■ SET EXERCISE:
Find every line in the records below that holds the word "image", and copy each one.

■ SOURCE MATERIAL:

════════════════════

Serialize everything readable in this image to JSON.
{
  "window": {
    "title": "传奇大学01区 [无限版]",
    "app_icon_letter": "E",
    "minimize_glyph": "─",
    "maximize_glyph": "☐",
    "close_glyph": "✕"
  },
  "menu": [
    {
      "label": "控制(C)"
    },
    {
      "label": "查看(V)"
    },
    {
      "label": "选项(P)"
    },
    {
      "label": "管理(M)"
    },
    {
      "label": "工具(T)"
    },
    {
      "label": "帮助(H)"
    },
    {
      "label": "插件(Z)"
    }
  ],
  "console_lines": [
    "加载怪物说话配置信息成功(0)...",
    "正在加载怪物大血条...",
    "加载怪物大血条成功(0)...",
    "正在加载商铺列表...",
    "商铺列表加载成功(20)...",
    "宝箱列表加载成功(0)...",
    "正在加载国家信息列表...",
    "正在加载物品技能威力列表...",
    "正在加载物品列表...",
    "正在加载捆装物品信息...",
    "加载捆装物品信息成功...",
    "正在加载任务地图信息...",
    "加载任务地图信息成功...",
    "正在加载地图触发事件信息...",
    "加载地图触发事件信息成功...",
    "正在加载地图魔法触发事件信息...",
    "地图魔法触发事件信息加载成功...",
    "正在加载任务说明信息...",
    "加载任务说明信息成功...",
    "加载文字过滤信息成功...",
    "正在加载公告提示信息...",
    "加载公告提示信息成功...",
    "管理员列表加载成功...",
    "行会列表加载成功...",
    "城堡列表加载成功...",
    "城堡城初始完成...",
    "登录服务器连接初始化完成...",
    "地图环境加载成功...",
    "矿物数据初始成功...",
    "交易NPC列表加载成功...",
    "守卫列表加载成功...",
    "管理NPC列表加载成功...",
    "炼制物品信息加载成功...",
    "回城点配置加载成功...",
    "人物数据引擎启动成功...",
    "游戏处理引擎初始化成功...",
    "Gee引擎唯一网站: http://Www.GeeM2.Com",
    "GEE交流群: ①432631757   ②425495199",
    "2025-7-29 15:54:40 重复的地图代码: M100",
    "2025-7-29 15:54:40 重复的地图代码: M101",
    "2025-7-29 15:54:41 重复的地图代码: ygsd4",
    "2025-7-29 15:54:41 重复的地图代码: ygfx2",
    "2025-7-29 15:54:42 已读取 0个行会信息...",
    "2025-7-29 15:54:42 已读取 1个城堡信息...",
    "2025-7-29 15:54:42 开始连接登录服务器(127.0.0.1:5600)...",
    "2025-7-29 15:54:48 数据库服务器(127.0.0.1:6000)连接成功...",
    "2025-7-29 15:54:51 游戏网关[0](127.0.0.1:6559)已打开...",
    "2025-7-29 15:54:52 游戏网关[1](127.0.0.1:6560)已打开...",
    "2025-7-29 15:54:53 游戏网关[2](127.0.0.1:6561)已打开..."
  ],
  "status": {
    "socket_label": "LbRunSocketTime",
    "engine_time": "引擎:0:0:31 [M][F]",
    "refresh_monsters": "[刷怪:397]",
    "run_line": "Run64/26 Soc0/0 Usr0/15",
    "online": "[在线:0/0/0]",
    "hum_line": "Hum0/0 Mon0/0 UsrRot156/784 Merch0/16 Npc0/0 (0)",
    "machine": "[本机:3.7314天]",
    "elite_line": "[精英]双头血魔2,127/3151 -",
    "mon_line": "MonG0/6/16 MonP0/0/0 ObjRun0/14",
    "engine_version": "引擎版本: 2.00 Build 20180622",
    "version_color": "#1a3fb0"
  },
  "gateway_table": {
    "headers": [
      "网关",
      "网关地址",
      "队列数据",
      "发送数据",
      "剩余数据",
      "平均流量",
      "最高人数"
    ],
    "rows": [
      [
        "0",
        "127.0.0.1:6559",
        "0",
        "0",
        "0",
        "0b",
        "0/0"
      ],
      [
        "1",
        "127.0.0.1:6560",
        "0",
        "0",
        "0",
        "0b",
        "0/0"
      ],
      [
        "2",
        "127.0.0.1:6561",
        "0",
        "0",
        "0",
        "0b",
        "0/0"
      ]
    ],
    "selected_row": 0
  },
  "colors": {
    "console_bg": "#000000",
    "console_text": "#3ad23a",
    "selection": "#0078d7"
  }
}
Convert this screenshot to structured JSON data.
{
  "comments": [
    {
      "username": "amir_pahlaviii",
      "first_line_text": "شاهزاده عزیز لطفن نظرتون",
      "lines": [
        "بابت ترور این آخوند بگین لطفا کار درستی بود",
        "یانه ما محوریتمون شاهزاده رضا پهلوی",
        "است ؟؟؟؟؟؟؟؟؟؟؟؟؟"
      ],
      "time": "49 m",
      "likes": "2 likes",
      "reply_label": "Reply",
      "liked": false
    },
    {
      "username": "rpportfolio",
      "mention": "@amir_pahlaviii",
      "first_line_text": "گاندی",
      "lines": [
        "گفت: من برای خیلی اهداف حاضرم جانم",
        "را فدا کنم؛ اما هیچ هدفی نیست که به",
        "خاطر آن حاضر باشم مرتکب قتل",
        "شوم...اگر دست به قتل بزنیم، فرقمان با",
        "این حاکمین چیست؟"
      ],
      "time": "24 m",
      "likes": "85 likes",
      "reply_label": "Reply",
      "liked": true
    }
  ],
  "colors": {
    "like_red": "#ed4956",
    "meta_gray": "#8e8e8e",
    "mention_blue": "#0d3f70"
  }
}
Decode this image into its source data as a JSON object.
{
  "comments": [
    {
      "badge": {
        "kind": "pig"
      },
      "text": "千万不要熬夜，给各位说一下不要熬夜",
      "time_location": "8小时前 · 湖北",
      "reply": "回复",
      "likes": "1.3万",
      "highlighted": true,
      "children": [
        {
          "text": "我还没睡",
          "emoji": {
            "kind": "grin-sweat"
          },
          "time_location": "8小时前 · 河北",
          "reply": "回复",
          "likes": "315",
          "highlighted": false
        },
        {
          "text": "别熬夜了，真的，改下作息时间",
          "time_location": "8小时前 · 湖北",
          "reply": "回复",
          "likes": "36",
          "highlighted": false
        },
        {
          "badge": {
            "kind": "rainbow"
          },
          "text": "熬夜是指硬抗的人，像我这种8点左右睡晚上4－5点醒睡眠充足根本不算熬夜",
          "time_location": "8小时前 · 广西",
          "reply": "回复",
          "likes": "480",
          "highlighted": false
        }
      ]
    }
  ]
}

════════════════════

■ RESULT OF THIS EXERCISE:
Serialize everything readable in this image to JSON.
Decode this image into its source data as a JSON object.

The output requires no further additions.